PROBLEM STATEMENT:
Check each line of the listing, and copy it if it contains the word "JSON".

-- BEGIN DATASET CONTENT --

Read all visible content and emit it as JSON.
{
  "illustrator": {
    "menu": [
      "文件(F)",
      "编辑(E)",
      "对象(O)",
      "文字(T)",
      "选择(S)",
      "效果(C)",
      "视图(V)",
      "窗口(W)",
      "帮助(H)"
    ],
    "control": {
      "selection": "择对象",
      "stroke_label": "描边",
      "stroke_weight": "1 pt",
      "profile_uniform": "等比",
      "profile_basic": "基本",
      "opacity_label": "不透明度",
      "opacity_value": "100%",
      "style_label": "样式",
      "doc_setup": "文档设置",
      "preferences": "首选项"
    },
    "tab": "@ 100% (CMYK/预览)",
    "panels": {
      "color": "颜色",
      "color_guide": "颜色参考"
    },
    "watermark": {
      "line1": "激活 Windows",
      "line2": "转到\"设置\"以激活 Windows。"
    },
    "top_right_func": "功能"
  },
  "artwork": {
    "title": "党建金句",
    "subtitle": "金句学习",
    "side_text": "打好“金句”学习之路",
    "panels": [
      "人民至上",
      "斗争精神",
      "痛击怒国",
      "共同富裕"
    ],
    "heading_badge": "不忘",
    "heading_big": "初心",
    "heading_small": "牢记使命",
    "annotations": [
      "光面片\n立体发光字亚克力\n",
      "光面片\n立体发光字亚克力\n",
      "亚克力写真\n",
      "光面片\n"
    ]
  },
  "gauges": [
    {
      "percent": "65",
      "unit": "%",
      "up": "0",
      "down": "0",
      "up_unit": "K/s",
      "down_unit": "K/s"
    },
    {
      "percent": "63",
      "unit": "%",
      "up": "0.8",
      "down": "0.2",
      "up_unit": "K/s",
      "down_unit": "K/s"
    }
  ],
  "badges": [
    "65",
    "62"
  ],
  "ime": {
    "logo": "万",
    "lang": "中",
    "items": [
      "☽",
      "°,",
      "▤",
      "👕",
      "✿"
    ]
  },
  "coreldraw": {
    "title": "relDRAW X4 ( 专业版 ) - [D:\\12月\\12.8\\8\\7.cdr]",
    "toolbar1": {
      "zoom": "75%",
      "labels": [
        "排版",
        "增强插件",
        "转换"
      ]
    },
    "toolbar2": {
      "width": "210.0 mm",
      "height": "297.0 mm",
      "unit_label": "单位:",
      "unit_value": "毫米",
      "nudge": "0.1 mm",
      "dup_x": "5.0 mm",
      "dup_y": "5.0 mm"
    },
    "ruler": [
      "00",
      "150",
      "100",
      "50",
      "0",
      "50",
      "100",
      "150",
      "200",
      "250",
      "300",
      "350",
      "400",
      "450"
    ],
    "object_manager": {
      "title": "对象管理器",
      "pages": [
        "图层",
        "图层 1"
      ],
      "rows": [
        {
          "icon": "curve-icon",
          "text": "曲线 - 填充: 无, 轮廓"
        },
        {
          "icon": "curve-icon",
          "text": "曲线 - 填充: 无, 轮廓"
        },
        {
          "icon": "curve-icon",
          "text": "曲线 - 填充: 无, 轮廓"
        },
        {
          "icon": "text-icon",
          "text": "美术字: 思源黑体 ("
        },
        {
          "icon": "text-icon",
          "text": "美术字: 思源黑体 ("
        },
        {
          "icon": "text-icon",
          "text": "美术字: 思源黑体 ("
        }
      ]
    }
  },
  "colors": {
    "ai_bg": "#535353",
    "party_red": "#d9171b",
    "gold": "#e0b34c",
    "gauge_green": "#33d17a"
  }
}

-- END DATASET CONTENT --
-- BEGIN DATASET CONTENT --

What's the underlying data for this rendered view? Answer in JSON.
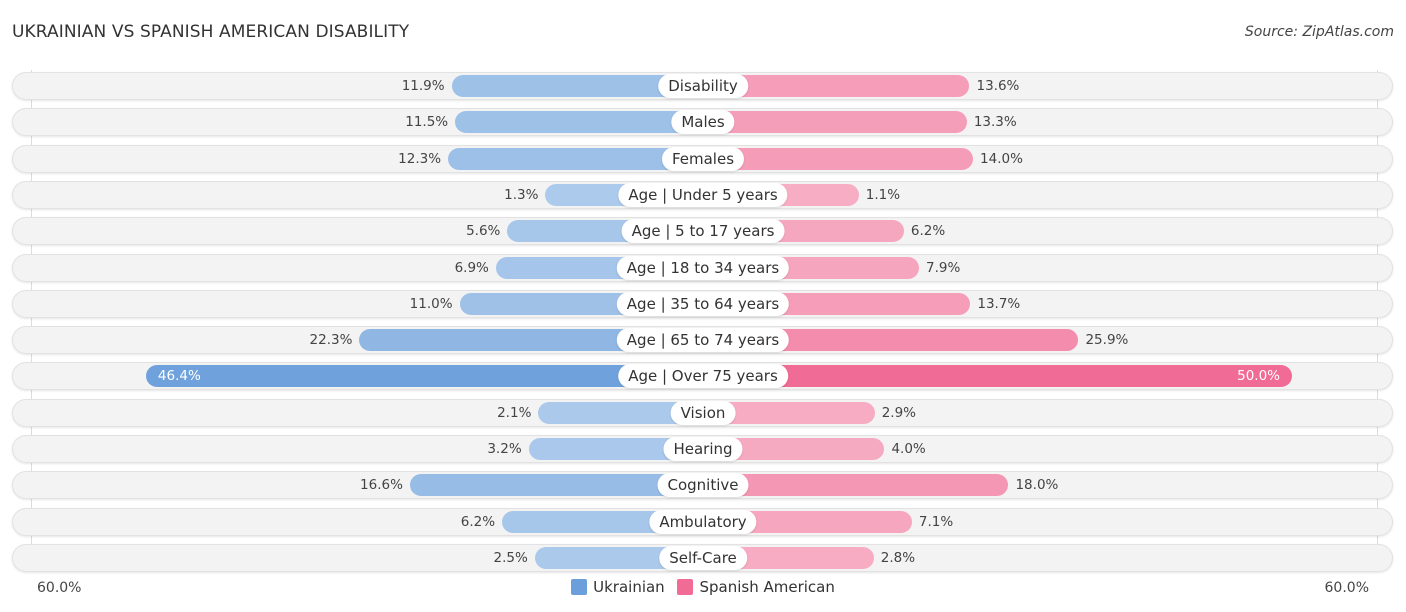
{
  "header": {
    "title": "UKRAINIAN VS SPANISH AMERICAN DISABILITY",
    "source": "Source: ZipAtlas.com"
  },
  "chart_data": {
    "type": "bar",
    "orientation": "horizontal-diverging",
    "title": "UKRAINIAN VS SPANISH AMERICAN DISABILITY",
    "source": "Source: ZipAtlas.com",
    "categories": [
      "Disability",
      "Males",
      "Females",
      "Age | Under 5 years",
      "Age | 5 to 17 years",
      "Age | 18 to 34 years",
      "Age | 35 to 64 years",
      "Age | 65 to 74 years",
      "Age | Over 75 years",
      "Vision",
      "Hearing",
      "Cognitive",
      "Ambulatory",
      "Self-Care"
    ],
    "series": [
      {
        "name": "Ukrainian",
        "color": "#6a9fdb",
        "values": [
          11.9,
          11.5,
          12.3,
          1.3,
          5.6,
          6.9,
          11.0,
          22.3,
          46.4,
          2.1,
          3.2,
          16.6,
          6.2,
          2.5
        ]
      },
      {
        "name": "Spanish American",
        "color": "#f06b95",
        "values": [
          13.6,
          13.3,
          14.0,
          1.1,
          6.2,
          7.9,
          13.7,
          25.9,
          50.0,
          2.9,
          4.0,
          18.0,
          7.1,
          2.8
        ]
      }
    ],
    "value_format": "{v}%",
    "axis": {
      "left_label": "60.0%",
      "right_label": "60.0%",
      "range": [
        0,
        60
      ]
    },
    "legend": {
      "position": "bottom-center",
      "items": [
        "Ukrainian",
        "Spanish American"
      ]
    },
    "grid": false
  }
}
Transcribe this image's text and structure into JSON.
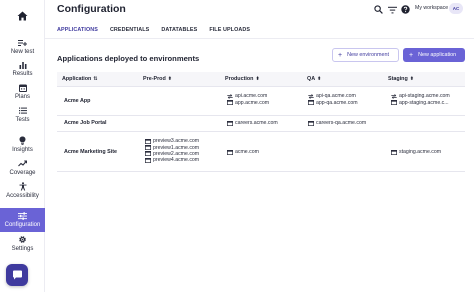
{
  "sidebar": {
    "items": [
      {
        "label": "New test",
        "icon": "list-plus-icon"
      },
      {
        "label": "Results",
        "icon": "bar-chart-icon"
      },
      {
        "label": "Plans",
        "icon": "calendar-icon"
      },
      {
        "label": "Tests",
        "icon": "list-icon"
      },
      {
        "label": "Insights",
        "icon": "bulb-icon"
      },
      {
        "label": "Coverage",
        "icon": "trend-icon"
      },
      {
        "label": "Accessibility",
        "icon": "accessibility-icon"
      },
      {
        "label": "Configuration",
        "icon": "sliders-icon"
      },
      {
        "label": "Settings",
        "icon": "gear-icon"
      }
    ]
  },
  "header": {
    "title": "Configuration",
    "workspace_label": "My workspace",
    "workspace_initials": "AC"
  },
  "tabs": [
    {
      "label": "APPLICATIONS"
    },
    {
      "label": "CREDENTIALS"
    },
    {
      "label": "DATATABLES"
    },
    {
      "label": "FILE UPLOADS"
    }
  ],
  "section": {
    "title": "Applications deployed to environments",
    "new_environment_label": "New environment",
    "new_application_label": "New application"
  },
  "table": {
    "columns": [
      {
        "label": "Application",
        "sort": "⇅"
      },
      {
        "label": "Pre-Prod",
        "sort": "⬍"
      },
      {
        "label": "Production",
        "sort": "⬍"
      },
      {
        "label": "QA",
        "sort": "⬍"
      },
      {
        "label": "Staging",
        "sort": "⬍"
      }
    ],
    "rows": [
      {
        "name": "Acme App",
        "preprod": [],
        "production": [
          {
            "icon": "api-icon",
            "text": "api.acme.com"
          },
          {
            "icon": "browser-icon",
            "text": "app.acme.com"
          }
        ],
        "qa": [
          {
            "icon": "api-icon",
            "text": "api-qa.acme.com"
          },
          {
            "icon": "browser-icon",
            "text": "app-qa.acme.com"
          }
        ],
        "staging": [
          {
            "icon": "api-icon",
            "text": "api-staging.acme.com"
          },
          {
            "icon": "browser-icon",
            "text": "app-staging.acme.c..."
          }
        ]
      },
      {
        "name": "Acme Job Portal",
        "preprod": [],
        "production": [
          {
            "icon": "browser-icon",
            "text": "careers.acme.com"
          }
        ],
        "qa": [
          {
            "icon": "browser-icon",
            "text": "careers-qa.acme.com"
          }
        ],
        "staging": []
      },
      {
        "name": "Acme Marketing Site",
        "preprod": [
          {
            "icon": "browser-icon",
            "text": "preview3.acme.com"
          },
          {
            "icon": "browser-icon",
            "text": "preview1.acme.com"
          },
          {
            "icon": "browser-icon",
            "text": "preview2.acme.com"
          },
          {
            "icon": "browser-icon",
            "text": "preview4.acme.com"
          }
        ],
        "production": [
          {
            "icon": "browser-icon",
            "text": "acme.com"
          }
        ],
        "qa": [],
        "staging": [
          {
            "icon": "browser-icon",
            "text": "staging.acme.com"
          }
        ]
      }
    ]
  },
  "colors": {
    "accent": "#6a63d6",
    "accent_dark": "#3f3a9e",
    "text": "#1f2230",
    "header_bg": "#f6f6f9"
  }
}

-- END DATASET CONTENT --

OUTPUT:
Read all visible content and emit it as JSON.
What's the underlying data for this rendered view? Answer in JSON.
Transcribe this image's text and structure into JSON.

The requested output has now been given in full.